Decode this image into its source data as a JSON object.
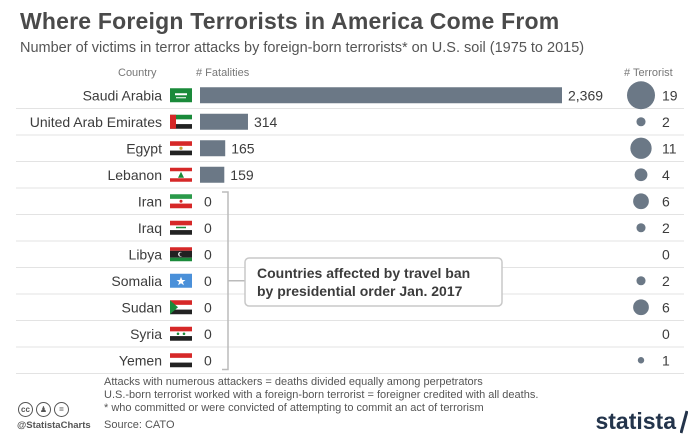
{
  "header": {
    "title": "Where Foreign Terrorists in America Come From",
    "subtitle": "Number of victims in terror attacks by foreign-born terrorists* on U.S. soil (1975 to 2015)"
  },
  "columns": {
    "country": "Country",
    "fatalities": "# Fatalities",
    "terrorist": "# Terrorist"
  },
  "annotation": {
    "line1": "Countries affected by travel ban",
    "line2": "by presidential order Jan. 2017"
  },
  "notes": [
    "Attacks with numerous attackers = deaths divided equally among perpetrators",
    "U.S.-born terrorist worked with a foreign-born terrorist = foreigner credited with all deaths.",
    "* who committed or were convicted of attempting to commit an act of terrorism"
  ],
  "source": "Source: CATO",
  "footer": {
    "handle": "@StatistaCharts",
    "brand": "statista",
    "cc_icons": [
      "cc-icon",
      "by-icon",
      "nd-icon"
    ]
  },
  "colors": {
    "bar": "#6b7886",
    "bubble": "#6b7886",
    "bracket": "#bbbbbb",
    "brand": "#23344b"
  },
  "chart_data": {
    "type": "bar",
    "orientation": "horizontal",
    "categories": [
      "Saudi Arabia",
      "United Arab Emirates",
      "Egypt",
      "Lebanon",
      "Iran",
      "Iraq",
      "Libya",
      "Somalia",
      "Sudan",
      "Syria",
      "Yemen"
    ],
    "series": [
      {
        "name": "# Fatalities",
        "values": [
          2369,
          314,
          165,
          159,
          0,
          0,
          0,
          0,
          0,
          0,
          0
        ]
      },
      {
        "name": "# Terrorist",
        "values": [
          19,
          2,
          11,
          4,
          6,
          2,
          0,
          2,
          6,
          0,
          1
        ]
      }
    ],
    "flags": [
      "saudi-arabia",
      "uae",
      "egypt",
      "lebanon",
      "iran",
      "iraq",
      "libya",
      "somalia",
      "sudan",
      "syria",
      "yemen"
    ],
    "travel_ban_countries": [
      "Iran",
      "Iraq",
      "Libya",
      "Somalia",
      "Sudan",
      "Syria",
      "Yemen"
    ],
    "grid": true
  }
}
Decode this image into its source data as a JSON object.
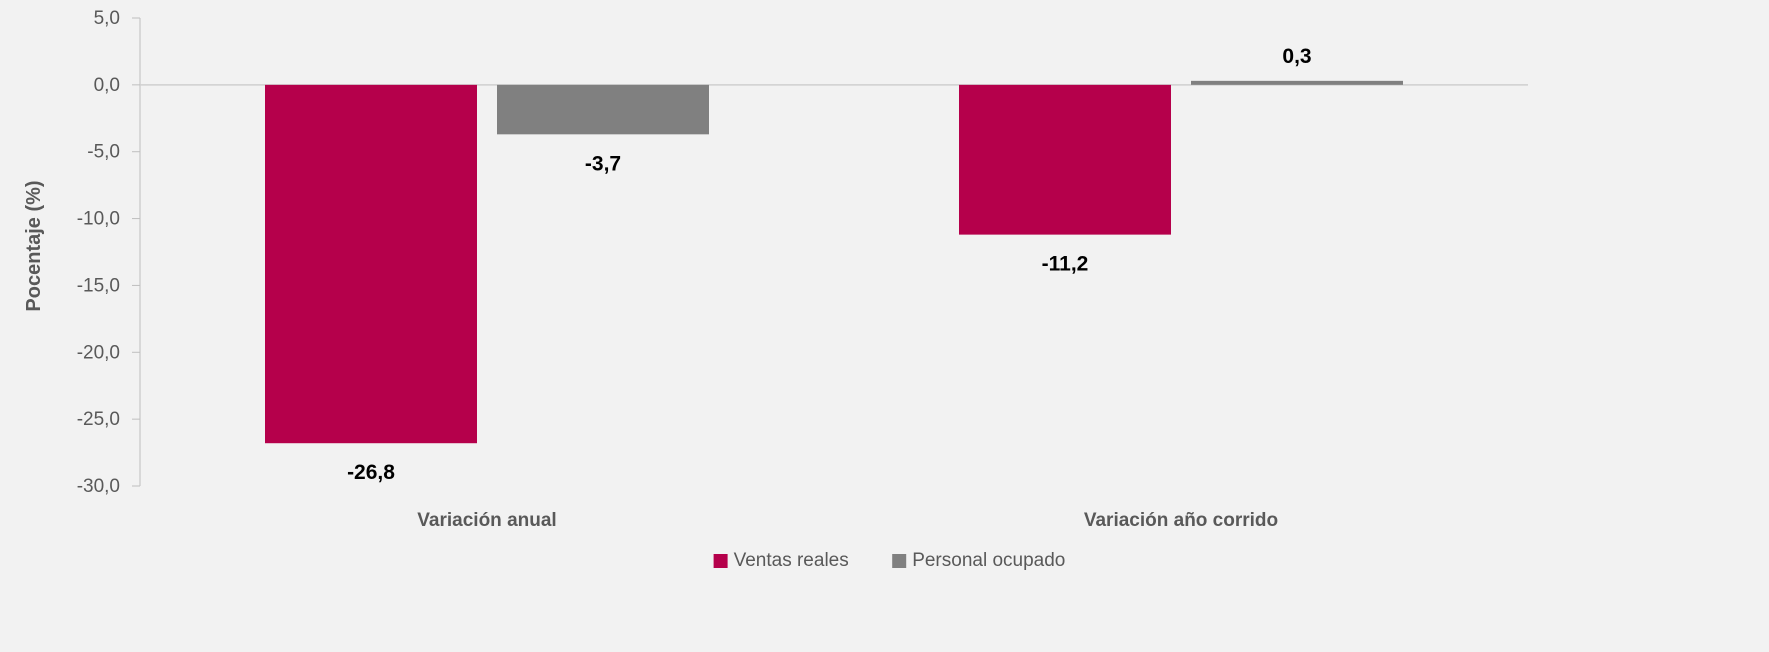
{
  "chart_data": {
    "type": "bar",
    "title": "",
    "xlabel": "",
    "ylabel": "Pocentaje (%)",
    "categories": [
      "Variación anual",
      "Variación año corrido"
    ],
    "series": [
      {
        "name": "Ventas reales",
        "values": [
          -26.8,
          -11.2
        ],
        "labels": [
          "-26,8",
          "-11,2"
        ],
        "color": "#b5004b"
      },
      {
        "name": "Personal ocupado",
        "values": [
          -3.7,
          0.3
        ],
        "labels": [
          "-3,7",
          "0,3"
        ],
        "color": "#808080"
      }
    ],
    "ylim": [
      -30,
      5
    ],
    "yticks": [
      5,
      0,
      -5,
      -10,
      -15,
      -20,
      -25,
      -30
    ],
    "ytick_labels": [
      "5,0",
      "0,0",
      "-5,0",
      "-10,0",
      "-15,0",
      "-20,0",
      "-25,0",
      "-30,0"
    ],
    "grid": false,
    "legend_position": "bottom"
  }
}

= GIVEN INSTRUCTION =
Leave out the pictures and repeat everything else in the records exactly.

= RESPONSE =
Decode this image into its source data as a JSON object.
{
  "header": {
    "title": "Where Foreign Terrorists in America Come From",
    "subtitle": "Number of victims in terror attacks by foreign-born terrorists* on U.S. soil (1975 to 2015)"
  },
  "columns": {
    "country": "Country",
    "fatalities": "# Fatalities",
    "terrorist": "# Terrorist"
  },
  "annotation": {
    "line1": "Countries affected by travel ban",
    "line2": "by presidential order Jan. 2017"
  },
  "notes": [
    "Attacks with numerous attackers = deaths divided equally among perpetrators",
    "U.S.-born terrorist worked with a foreign-born terrorist = foreigner credited with all deaths.",
    "* who committed or were convicted of attempting to commit an act of terrorism"
  ],
  "source": "Source: CATO",
  "footer": {
    "handle": "@StatistaCharts",
    "brand": "statista",
    "cc_icons": [
      "cc-icon",
      "by-icon",
      "nd-icon"
    ]
  },
  "colors": {
    "bar": "#6b7886",
    "bubble": "#6b7886",
    "bracket": "#bbbbbb",
    "brand": "#23344b"
  },
  "chart_data": {
    "type": "bar",
    "orientation": "horizontal",
    "categories": [
      "Saudi Arabia",
      "United Arab Emirates",
      "Egypt",
      "Lebanon",
      "Iran",
      "Iraq",
      "Libya",
      "Somalia",
      "Sudan",
      "Syria",
      "Yemen"
    ],
    "series": [
      {
        "name": "# Fatalities",
        "values": [
          2369,
          314,
          165,
          159,
          0,
          0,
          0,
          0,
          0,
          0,
          0
        ]
      },
      {
        "name": "# Terrorist",
        "values": [
          19,
          2,
          11,
          4,
          6,
          2,
          0,
          2,
          6,
          0,
          1
        ]
      }
    ],
    "flags": [
      "saudi-arabia",
      "uae",
      "egypt",
      "lebanon",
      "iran",
      "iraq",
      "libya",
      "somalia",
      "sudan",
      "syria",
      "yemen"
    ],
    "travel_ban_countries": [
      "Iran",
      "Iraq",
      "Libya",
      "Somalia",
      "Sudan",
      "Syria",
      "Yemen"
    ],
    "grid": true
  }
}
Decode this image into its source data as a JSON object.
{
  "chart_data": {
    "type": "bar",
    "title": "",
    "xlabel": "",
    "ylabel": "Pocentaje (%)",
    "categories": [
      "Variación anual",
      "Variación año corrido"
    ],
    "series": [
      {
        "name": "Ventas reales",
        "values": [
          -26.8,
          -11.2
        ],
        "labels": [
          "-26,8",
          "-11,2"
        ],
        "color": "#b5004b"
      },
      {
        "name": "Personal ocupado",
        "values": [
          -3.7,
          0.3
        ],
        "labels": [
          "-3,7",
          "0,3"
        ],
        "color": "#808080"
      }
    ],
    "ylim": [
      -30,
      5
    ],
    "yticks": [
      5,
      0,
      -5,
      -10,
      -15,
      -20,
      -25,
      -30
    ],
    "ytick_labels": [
      "5,0",
      "0,0",
      "-5,0",
      "-10,0",
      "-15,0",
      "-20,0",
      "-25,0",
      "-30,0"
    ],
    "grid": false,
    "legend_position": "bottom"
  }
}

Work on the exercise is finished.